§ **REQUIREMENTS**
Pictures in the listing should not be copied. Reproduce, word for word, each line from the one holding "Convert this screenshot" through the final line.

(Dataset records on visual material)
------------------------------------------------

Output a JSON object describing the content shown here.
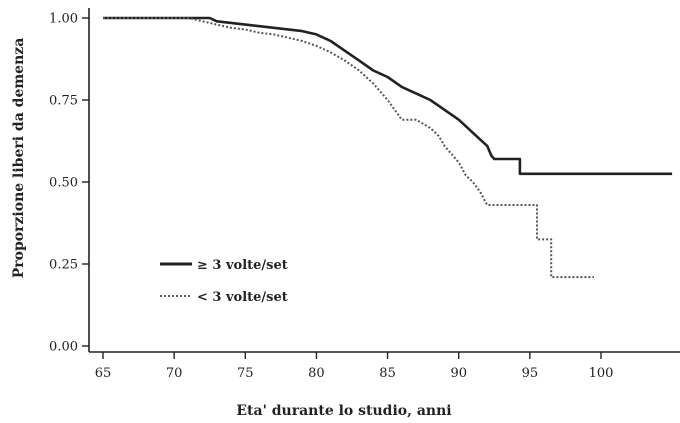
{
  "chart_data": {
    "type": "line",
    "title": "",
    "xlabel": "Eta' durante lo studio, anni",
    "ylabel": "Proporzione liberi da demenza",
    "xlim": [
      64,
      105
    ],
    "ylim": [
      0,
      1.02
    ],
    "xticks": [
      65,
      70,
      75,
      80,
      85,
      90,
      95,
      100
    ],
    "xtick_labels": [
      "65",
      "70",
      "75",
      "80",
      "85",
      "90",
      "95",
      "100"
    ],
    "yticks": [
      0.0,
      0.25,
      0.5,
      0.75,
      1.0
    ],
    "ytick_labels": [
      "0.00",
      "0.25",
      "0.50",
      "0.75",
      "1.00"
    ],
    "grid": false,
    "legend_position": "bottom-left",
    "series": [
      {
        "name": "≥ 3 volte/set",
        "style": "solid",
        "color": "#222222",
        "x": [
          65,
          72.5,
          73,
          75,
          77,
          79,
          80,
          81,
          82,
          83,
          84,
          85,
          86,
          87,
          88,
          89,
          90,
          90.5,
          91,
          91.5,
          92,
          92.3,
          92.5,
          94.3,
          94.3,
          96,
          98,
          100,
          105
        ],
        "y": [
          1.0,
          1.0,
          0.99,
          0.98,
          0.97,
          0.96,
          0.95,
          0.93,
          0.9,
          0.87,
          0.84,
          0.82,
          0.79,
          0.77,
          0.75,
          0.72,
          0.69,
          0.67,
          0.65,
          0.63,
          0.61,
          0.58,
          0.57,
          0.57,
          0.525,
          0.525,
          0.525,
          0.525,
          0.525
        ]
      },
      {
        "name": "< 3 volte/set",
        "style": "dotted",
        "color": "#555555",
        "x": [
          65,
          71,
          72,
          73,
          74,
          75,
          76,
          77,
          78,
          79,
          80,
          81,
          82,
          83,
          84,
          85,
          86,
          87,
          88,
          88.6,
          89,
          89.4,
          90,
          90.5,
          91,
          91.5,
          92,
          94.2,
          94.2,
          95.5,
          95.5,
          96.5,
          96.5,
          99.5
        ],
        "y": [
          1.0,
          1.0,
          0.99,
          0.98,
          0.97,
          0.965,
          0.955,
          0.95,
          0.94,
          0.93,
          0.915,
          0.895,
          0.87,
          0.84,
          0.8,
          0.75,
          0.69,
          0.69,
          0.665,
          0.64,
          0.61,
          0.59,
          0.56,
          0.52,
          0.5,
          0.47,
          0.43,
          0.43,
          0.43,
          0.43,
          0.325,
          0.325,
          0.21,
          0.21
        ]
      }
    ]
  }
}
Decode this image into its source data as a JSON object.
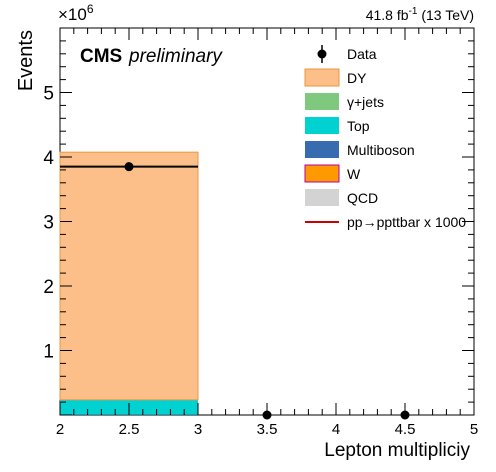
{
  "header": {
    "lumi_label": "41.8 fb",
    "lumi_exp": "-1",
    "energy_label": " (13 TeV)",
    "exponent_base": "×10",
    "exponent_power": "6",
    "cms_label": "CMS",
    "prelim_label": "preliminary"
  },
  "colors": {
    "DY": "#fdbf89",
    "DY_line": "#e8973f",
    "gamma_jets": "#7fc97f",
    "Top": "#00d1d1",
    "Multiboson": "#386cb0",
    "W": "#ff9900",
    "W_line": "#b000b0",
    "QCD": "#d3d3d3",
    "signal": "#cc0000",
    "data": "#000000"
  },
  "chart_data": {
    "type": "bar",
    "stacked": true,
    "xlabel": "Lepton multipliciy",
    "ylabel": "Events",
    "xlim": [
      2,
      5
    ],
    "ylim": [
      0,
      6
    ],
    "y_scale_factor": "1e6",
    "bin_edges": [
      2,
      3,
      4,
      5
    ],
    "x_ticks": [
      "2",
      "2.5",
      "3",
      "3.5",
      "4",
      "4.5",
      "5"
    ],
    "y_ticks": [
      "1",
      "2",
      "3",
      "4",
      "5"
    ],
    "series": [
      {
        "name": "DY",
        "values": [
          3.84,
          0,
          0
        ]
      },
      {
        "name": "γ+jets",
        "values": [
          0,
          0,
          0
        ]
      },
      {
        "name": "Top",
        "values": [
          0.23,
          0,
          0
        ]
      },
      {
        "name": "Multiboson",
        "values": [
          0.005,
          0,
          0
        ]
      },
      {
        "name": "W",
        "values": [
          0,
          0,
          0
        ]
      },
      {
        "name": "QCD",
        "values": [
          0,
          0,
          0
        ]
      },
      {
        "name": "pp→ppttbar x 1000",
        "values": [
          0,
          0,
          0
        ]
      }
    ],
    "data_points": {
      "name": "Data",
      "x": [
        2.5,
        3.5,
        4.5
      ],
      "y": [
        3.85,
        0,
        0
      ]
    },
    "legend_placement": "top-right",
    "grid": false
  }
}
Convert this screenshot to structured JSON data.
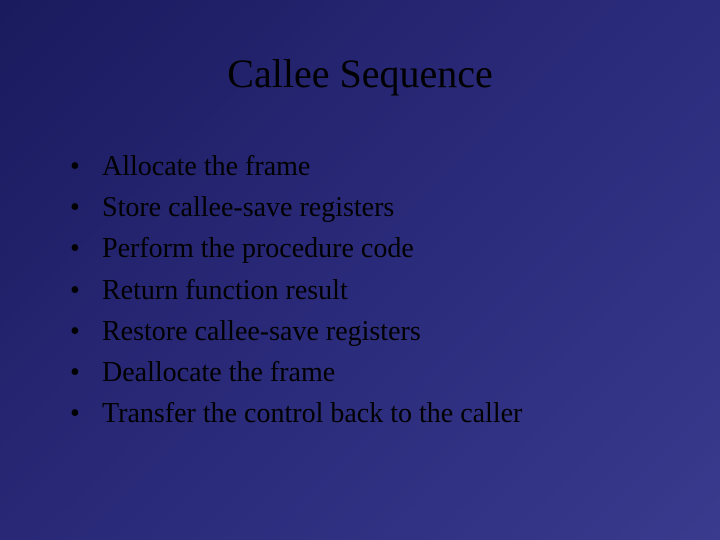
{
  "slide": {
    "title": "Callee Sequence",
    "bullets": [
      "Allocate the frame",
      "Store callee-save registers",
      "Perform the procedure code",
      "Return function result",
      "Restore callee-save registers",
      "Deallocate the frame",
      "Transfer the control back to the caller"
    ],
    "background_gradient_start": "#1a1a5e",
    "background_gradient_mid": "#2a2a7a",
    "background_gradient_end": "#3a3a8e",
    "text_color": "#000000",
    "title_fontsize": 40,
    "bullet_fontsize": 28,
    "font_family": "Times New Roman"
  }
}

------------------------------------------------

§ **ANSWER IN FULL**
Convert this screenshot to structured JSON data.
{
  "slide": {
    "title": "Callee Sequence",
    "bullets": [
      "Allocate the frame",
      "Store callee-save registers",
      "Perform the procedure code",
      "Return function result",
      "Restore callee-save registers",
      "Deallocate the frame",
      "Transfer the control back to the caller"
    ],
    "background_gradient_start": "#1a1a5e",
    "background_gradient_mid": "#2a2a7a",
    "background_gradient_end": "#3a3a8e",
    "text_color": "#000000",
    "title_fontsize": 40,
    "bullet_fontsize": 28,
    "font_family": "Times New Roman"
  }
}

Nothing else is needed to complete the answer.